── Records ──

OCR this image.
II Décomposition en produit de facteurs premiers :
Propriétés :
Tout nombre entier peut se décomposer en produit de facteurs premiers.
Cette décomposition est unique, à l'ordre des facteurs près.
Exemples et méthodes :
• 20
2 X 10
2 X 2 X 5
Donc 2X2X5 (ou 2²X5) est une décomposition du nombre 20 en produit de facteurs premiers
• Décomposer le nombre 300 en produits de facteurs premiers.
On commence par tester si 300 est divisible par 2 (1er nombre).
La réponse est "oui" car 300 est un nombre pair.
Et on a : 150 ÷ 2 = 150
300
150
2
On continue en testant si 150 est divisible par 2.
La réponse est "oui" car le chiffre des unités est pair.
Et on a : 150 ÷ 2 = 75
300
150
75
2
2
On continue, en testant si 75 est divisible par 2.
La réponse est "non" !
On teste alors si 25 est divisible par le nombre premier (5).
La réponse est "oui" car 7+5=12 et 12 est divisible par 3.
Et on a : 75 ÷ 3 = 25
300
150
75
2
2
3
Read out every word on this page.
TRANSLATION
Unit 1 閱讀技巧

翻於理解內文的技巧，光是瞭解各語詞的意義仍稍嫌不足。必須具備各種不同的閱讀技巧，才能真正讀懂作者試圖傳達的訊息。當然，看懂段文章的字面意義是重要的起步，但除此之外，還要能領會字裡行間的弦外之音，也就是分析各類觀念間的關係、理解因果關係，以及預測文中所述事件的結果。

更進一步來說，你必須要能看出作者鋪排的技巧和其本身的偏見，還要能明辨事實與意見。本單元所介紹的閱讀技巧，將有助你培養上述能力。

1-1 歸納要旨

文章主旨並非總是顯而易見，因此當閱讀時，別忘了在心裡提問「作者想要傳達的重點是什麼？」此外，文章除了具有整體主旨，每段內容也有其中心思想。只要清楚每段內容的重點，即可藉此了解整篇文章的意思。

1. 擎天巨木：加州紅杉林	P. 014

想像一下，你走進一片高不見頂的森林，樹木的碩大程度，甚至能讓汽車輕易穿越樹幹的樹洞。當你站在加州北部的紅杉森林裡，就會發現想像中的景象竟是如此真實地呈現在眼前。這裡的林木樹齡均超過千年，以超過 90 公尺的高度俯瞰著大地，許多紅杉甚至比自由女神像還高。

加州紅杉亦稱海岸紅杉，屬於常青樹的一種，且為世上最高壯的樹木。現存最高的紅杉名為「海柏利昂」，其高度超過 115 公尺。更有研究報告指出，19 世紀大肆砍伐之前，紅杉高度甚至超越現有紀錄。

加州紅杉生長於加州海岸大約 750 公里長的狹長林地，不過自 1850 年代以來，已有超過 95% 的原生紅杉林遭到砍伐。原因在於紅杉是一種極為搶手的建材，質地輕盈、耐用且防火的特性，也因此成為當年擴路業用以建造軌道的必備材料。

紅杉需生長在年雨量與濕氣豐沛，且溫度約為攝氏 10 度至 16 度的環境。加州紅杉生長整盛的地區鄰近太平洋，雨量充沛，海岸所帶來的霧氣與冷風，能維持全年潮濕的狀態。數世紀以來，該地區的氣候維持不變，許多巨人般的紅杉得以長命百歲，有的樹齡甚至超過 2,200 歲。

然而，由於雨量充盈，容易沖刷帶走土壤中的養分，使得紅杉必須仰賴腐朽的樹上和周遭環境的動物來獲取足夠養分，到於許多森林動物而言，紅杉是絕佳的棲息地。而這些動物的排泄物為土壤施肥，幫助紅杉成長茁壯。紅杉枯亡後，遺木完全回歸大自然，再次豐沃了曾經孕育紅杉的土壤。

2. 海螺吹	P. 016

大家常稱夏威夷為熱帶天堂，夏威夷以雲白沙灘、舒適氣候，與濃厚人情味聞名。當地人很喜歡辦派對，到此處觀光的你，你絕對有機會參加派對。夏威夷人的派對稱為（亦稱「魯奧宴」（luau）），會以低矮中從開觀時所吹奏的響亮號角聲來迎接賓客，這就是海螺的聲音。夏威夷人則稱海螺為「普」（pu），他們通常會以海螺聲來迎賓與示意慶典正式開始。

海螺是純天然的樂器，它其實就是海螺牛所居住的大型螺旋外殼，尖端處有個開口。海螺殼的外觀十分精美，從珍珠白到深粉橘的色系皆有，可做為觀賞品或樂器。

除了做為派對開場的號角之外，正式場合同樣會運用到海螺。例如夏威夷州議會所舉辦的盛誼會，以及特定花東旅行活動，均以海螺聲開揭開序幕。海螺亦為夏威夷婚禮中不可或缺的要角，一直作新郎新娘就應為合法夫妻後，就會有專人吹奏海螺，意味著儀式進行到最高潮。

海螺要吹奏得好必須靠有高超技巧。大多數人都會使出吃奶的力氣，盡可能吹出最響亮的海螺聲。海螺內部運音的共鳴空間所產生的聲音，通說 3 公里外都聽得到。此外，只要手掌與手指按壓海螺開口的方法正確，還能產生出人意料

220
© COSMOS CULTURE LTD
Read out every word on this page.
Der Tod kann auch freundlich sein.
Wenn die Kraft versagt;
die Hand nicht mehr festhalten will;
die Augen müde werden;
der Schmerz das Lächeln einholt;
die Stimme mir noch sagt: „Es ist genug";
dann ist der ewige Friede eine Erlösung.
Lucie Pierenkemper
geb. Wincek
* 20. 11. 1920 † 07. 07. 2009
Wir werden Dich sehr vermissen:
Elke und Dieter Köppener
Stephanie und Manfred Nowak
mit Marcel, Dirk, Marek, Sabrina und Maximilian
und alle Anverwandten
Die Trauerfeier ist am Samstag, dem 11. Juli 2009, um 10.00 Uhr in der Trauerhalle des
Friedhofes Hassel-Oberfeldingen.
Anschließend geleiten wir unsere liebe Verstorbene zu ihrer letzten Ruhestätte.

───

Written request
Copy all the lines, exactly.

The result
OCR this image.
II Décomposition en produit de facteurs premiers :
Propriétés :
Tout nombre entier peut se décomposer en produit de facteurs premiers.
Cette décomposition est unique, à l'ordre des facteurs près.
Exemples et méthodes :
• 20
2 X 10
2 X 2 X 5
Donc 2X2X5 (ou 2²X5) est une décomposition du nombre 20 en produit de facteurs premiers
• Décomposer le nombre 300 en produits de facteurs premiers.
On commence par tester si 300 est divisible par 2 (1er nombre).
La réponse est "oui" car 300 est un nombre pair.
Et on a : 150 ÷ 2 = 150
300
150
2
On continue en testant si 150 est divisible par 2.
La réponse est "oui" car le chiffre des unités est pair.
Et on a : 150 ÷ 2 = 75
300
150
75
2
2
On continue, en testant si 75 est divisible par 2.
La réponse est "non" !
On teste alors si 25 est divisible par le nombre premier (5).
La réponse est "oui" car 7+5=12 et 12 est divisible par 3.
Et on a : 75 ÷ 3 = 25
300
150
75
2
2
3
Read out every word on this page.
TRANSLATION
Unit 1 閱讀技巧

翻於理解內文的技巧，光是瞭解各語詞的意義仍稍嫌不足。必須具備各種不同的閱讀技巧，才能真正讀懂作者試圖傳達的訊息。當然，看懂段文章的字面意義是重要的起步，但除此之外，還要能領會字裡行間的弦外之音，也就是分析各類觀念間的關係、理解因果關係，以及預測文中所述事件的結果。

更進一步來說，你必須要能看出作者鋪排的技巧和其本身的偏見，還要能明辨事實與意見。本單元所介紹的閱讀技巧，將有助你培養上述能力。

1-1 歸納要旨

文章主旨並非總是顯而易見，因此當閱讀時，別忘了在心裡提問「作者想要傳達的重點是什麼？」此外，文章除了具有整體主旨，每段內容也有其中心思想。只要清楚每段內容的重點，即可藉此了解整篇文章的意思。

1. 擎天巨木：加州紅杉林	P. 014

想像一下，你走進一片高不見頂的森林，樹木的碩大程度，甚至能讓汽車輕易穿越樹幹的樹洞。當你站在加州北部的紅杉森林裡，就會發現想像中的景象竟是如此真實地呈現在眼前。這裡的林木樹齡均超過千年，以超過 90 公尺的高度俯瞰著大地，許多紅杉甚至比自由女神像還高。

加州紅杉亦稱海岸紅杉，屬於常青樹的一種，且為世上最高壯的樹木。現存最高的紅杉名為「海柏利昂」，其高度超過 115 公尺。更有研究報告指出，19 世紀大肆砍伐之前，紅杉高度甚至超越現有紀錄。

加州紅杉生長於加州海岸大約 750 公里長的狹長林地，不過自 1850 年代以來，已有超過 95% 的原生紅杉林遭到砍伐。原因在於紅杉是一種極為搶手的建材，質地輕盈、耐用且防火的特性，也因此成為當年擴路業用以建造軌道的必備材料。

紅杉需生長在年雨量與濕氣豐沛，且溫度約為攝氏 10 度至 16 度的環境。加州紅杉生長整盛的地區鄰近太平洋，雨量充沛，海岸所帶來的霧氣與冷風，能維持全年潮濕的狀態。數世紀以來，該地區的氣候維持不變，許多巨人般的紅杉得以長命百歲，有的樹齡甚至超過 2,200 歲。

然而，由於雨量充盈，容易沖刷帶走土壤中的養分，使得紅杉必須仰賴腐朽的樹上和周遭環境的動物來獲取足夠養分，到於許多森林動物而言，紅杉是絕佳的棲息地。而這些動物的排泄物為土壤施肥，幫助紅杉成長茁壯。紅杉枯亡後，遺木完全回歸大自然，再次豐沃了曾經孕育紅杉的土壤。

2. 海螺吹	P. 016

大家常稱夏威夷為熱帶天堂，夏威夷以雲白沙灘、舒適氣候，與濃厚人情味聞名。當地人很喜歡辦派對，到此處觀光的你，你絕對有機會參加派對。夏威夷人的派對稱為（亦稱「魯奧宴」（luau）），會以低矮中從開觀時所吹奏的響亮號角聲來迎接賓客，這就是海螺的聲音。夏威夷人則稱海螺為「普」（pu），他們通常會以海螺聲來迎賓與示意慶典正式開始。

海螺是純天然的樂器，它其實就是海螺牛所居住的大型螺旋外殼，尖端處有個開口。海螺殼的外觀十分精美，從珍珠白到深粉橘的色系皆有，可做為觀賞品或樂器。

除了做為派對開場的號角之外，正式場合同樣會運用到海螺。例如夏威夷州議會所舉辦的盛誼會，以及特定花東旅行活動，均以海螺聲開揭開序幕。海螺亦為夏威夷婚禮中不可或缺的要角，一直作新郎新娘就應為合法夫妻後，就會有專人吹奏海螺，意味著儀式進行到最高潮。

海螺要吹奏得好必須靠有高超技巧。大多數人都會使出吃奶的力氣，盡可能吹出最響亮的海螺聲。海螺內部運音的共鳴空間所產生的聲音，通說 3 公里外都聽得到。此外，只要手掌與手指按壓海螺開口的方法正確，還能產生出人意料

220
© COSMOS CULTURE LTD
Read out every word on this page.
Der Tod kann auch freundlich sein.
Wenn die Kraft versagt;
die Hand nicht mehr festhalten will;
die Augen müde werden;
der Schmerz das Lächeln einholt;
die Stimme mir noch sagt: „Es ist genug";
dann ist der ewige Friede eine Erlösung.
Lucie Pierenkemper
geb. Wincek
* 20. 11. 1920 † 07. 07. 2009
Wir werden Dich sehr vermissen:
Elke und Dieter Köppener
Stephanie und Manfred Nowak
mit Marcel, Dirk, Marek, Sabrina und Maximilian
und alle Anverwandten
Die Trauerfeier ist am Samstag, dem 11. Juli 2009, um 10.00 Uhr in der Trauerhalle des
Friedhofes Hassel-Oberfeldingen.
Anschließend geleiten wir unsere liebe Verstorbene zu ihrer letzten Ruhestätte.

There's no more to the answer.